*Entries taken from a collection*:
******

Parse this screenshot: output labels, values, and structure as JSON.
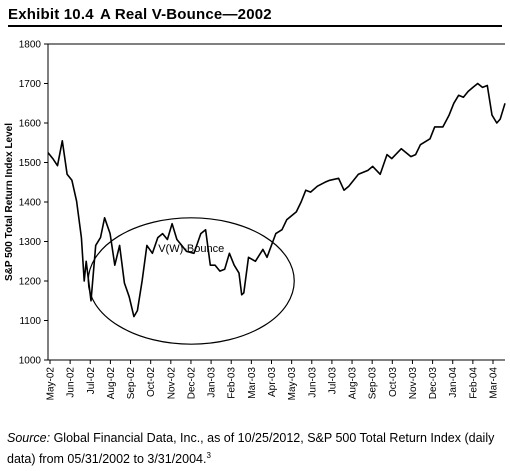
{
  "header": {
    "exhibit_number": "Exhibit 10.4",
    "exhibit_title": "A Real V-Bounce—2002"
  },
  "source": {
    "label": "Source:",
    "text": " Global Financial Data, Inc., as of 10/25/2012, S&P 500 Total Return Index (daily data) from 05/31/2002 to 3/31/2004.",
    "footnote": "3"
  },
  "chart_data": {
    "type": "line",
    "ylabel": "S&P 500 Total Return Index Level",
    "ylim": [
      1000,
      1800
    ],
    "yticks": [
      "1000",
      "1100",
      "1200",
      "1300",
      "1400",
      "1500",
      "1600",
      "1700",
      "1800"
    ],
    "xlabels": [
      "May-02",
      "Jun-02",
      "Jul-02",
      "Aug-02",
      "Sep-02",
      "Oct-02",
      "Nov-02",
      "Dec-02",
      "Jan-03",
      "Feb-03",
      "Mar-03",
      "Apr-03",
      "May-03",
      "Jun-03",
      "Jul-03",
      "Aug-03",
      "Sep-03",
      "Oct-03",
      "Nov-03",
      "Dec-03",
      "Jan-04",
      "Feb-04",
      "Mar-04"
    ],
    "grid": false,
    "annotation": {
      "text": "V(W)-Bounce",
      "x_range": [
        "2002-07-29",
        "2003-05-27"
      ],
      "y_range": [
        1040,
        1360
      ]
    },
    "series": [
      {
        "x": [
          "2002-05-31",
          "2002-06-07",
          "2002-06-14",
          "2002-06-21",
          "2002-06-28",
          "2002-07-05",
          "2002-07-12",
          "2002-07-19",
          "2002-07-23",
          "2002-07-26",
          "2002-08-02",
          "2002-08-09",
          "2002-08-16",
          "2002-08-22",
          "2002-08-30",
          "2002-09-06",
          "2002-09-13",
          "2002-09-20",
          "2002-09-27",
          "2002-10-04",
          "2002-10-09",
          "2002-10-16",
          "2002-10-23",
          "2002-10-31",
          "2002-11-08",
          "2002-11-15",
          "2002-11-22",
          "2002-11-29",
          "2002-12-06",
          "2002-12-13",
          "2002-12-20",
          "2002-12-31",
          "2003-01-10",
          "2003-01-17",
          "2003-01-24",
          "2003-01-31",
          "2003-02-07",
          "2003-02-14",
          "2003-02-21",
          "2003-02-28",
          "2003-03-07",
          "2003-03-11",
          "2003-03-14",
          "2003-03-21",
          "2003-03-31",
          "2003-04-11",
          "2003-04-17",
          "2003-04-30",
          "2003-05-09",
          "2003-05-16",
          "2003-05-30",
          "2003-06-06",
          "2003-06-13",
          "2003-06-20",
          "2003-06-30",
          "2003-07-11",
          "2003-07-18",
          "2003-07-31",
          "2003-08-08",
          "2003-08-15",
          "2003-08-29",
          "2003-09-12",
          "2003-09-19",
          "2003-09-30",
          "2003-10-10",
          "2003-10-17",
          "2003-10-31",
          "2003-11-14",
          "2003-11-21",
          "2003-11-28",
          "2003-12-12",
          "2003-12-19",
          "2003-12-31",
          "2004-01-09",
          "2004-01-16",
          "2004-01-23",
          "2004-01-30",
          "2004-02-06",
          "2004-02-13",
          "2004-02-20",
          "2004-02-27",
          "2004-03-05",
          "2004-03-12",
          "2004-03-19",
          "2004-03-24",
          "2004-03-31"
        ],
        "values": [
          1525,
          1510,
          1492,
          1555,
          1470,
          1455,
          1402,
          1310,
          1200,
          1250,
          1150,
          1290,
          1310,
          1360,
          1320,
          1240,
          1290,
          1195,
          1160,
          1110,
          1125,
          1200,
          1290,
          1270,
          1310,
          1320,
          1305,
          1345,
          1305,
          1290,
          1275,
          1270,
          1320,
          1330,
          1240,
          1240,
          1225,
          1230,
          1270,
          1240,
          1220,
          1165,
          1170,
          1260,
          1250,
          1280,
          1260,
          1320,
          1330,
          1355,
          1375,
          1400,
          1430,
          1425,
          1440,
          1450,
          1455,
          1460,
          1430,
          1440,
          1470,
          1480,
          1490,
          1470,
          1520,
          1510,
          1535,
          1515,
          1520,
          1545,
          1560,
          1590,
          1590,
          1620,
          1650,
          1670,
          1665,
          1680,
          1690,
          1700,
          1690,
          1695,
          1620,
          1600,
          1610,
          1650
        ]
      }
    ]
  }
}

******

*Given task*:
Out of the material above, gather each line where "Bounce" appears.

*Task solution*:
    "exhibit_title": "A Real V-Bounce—2002"
      "text": "V(W)-Bounce",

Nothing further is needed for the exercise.